EXERCISE OBJECTIVE ▸ Reproduce the material in full, exactly as written.

Data excerpts:
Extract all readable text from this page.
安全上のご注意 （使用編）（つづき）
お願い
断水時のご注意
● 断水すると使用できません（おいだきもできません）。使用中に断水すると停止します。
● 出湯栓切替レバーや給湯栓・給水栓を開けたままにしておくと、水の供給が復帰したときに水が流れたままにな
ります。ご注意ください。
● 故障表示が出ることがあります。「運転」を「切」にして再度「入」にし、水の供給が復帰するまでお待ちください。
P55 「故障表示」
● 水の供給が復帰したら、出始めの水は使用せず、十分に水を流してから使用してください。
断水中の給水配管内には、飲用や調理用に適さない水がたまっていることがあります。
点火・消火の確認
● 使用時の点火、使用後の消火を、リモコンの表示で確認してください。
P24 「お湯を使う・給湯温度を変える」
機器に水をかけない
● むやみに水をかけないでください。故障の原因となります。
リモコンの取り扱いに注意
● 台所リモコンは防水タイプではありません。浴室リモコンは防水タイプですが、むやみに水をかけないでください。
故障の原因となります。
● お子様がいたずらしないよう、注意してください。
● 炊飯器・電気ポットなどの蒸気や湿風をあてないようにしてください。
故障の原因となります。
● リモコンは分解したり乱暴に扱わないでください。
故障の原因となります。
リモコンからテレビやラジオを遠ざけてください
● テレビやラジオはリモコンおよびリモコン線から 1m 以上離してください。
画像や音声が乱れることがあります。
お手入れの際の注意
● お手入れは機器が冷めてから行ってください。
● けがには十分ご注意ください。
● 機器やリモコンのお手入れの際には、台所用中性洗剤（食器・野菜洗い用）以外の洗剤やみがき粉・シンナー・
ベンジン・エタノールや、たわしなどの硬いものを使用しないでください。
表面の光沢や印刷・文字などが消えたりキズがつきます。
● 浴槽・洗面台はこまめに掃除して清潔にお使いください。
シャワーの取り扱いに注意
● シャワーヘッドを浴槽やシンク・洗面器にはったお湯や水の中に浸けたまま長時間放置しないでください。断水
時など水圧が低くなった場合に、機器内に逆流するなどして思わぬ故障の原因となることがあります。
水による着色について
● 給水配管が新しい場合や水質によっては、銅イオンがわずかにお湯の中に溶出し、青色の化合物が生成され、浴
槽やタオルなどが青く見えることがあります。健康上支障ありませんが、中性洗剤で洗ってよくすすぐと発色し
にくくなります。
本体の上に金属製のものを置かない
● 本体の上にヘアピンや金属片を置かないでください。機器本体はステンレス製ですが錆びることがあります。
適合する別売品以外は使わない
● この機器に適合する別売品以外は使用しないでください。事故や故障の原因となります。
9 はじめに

THE OUTPUT ▸
Extract all readable text from this page.
安全上のご注意 （使用編）（つづき）
お願い
断水時のご注意
● 断水すると使用できません（おいだきもできません）。使用中に断水すると停止します。
● 出湯栓切替レバーや給湯栓・給水栓を開けたままにしておくと、水の供給が復帰したときに水が流れたままにな
ります。ご注意ください。
● 故障表示が出ることがあります。「運転」を「切」にして再度「入」にし、水の供給が復帰するまでお待ちください。
P55 「故障表示」
● 水の供給が復帰したら、出始めの水は使用せず、十分に水を流してから使用してください。
断水中の給水配管内には、飲用や調理用に適さない水がたまっていることがあります。
点火・消火の確認
● 使用時の点火、使用後の消火を、リモコンの表示で確認してください。
P24 「お湯を使う・給湯温度を変える」
機器に水をかけない
● むやみに水をかけないでください。故障の原因となります。
リモコンの取り扱いに注意
● 台所リモコンは防水タイプではありません。浴室リモコンは防水タイプですが、むやみに水をかけないでください。
故障の原因となります。
● お子様がいたずらしないよう、注意してください。
● 炊飯器・電気ポットなどの蒸気や湿風をあてないようにしてください。
故障の原因となります。
● リモコンは分解したり乱暴に扱わないでください。
故障の原因となります。
リモコンからテレビやラジオを遠ざけてください
● テレビやラジオはリモコンおよびリモコン線から 1m 以上離してください。
画像や音声が乱れることがあります。
お手入れの際の注意
● お手入れは機器が冷めてから行ってください。
● けがには十分ご注意ください。
● 機器やリモコンのお手入れの際には、台所用中性洗剤（食器・野菜洗い用）以外の洗剤やみがき粉・シンナー・
ベンジン・エタノールや、たわしなどの硬いものを使用しないでください。
表面の光沢や印刷・文字などが消えたりキズがつきます。
● 浴槽・洗面台はこまめに掃除して清潔にお使いください。
シャワーの取り扱いに注意
● シャワーヘッドを浴槽やシンク・洗面器にはったお湯や水の中に浸けたまま長時間放置しないでください。断水
時など水圧が低くなった場合に、機器内に逆流するなどして思わぬ故障の原因となることがあります。
水による着色について
● 給水配管が新しい場合や水質によっては、銅イオンがわずかにお湯の中に溶出し、青色の化合物が生成され、浴
槽やタオルなどが青く見えることがあります。健康上支障ありませんが、中性洗剤で洗ってよくすすぐと発色し
にくくなります。
本体の上に金属製のものを置かない
● 本体の上にヘアピンや金属片を置かないでください。機器本体はステンレス製ですが錆びることがあります。
適合する別売品以外は使わない
● この機器に適合する別売品以外は使用しないでください。事故や故障の原因となります。
9 はじめに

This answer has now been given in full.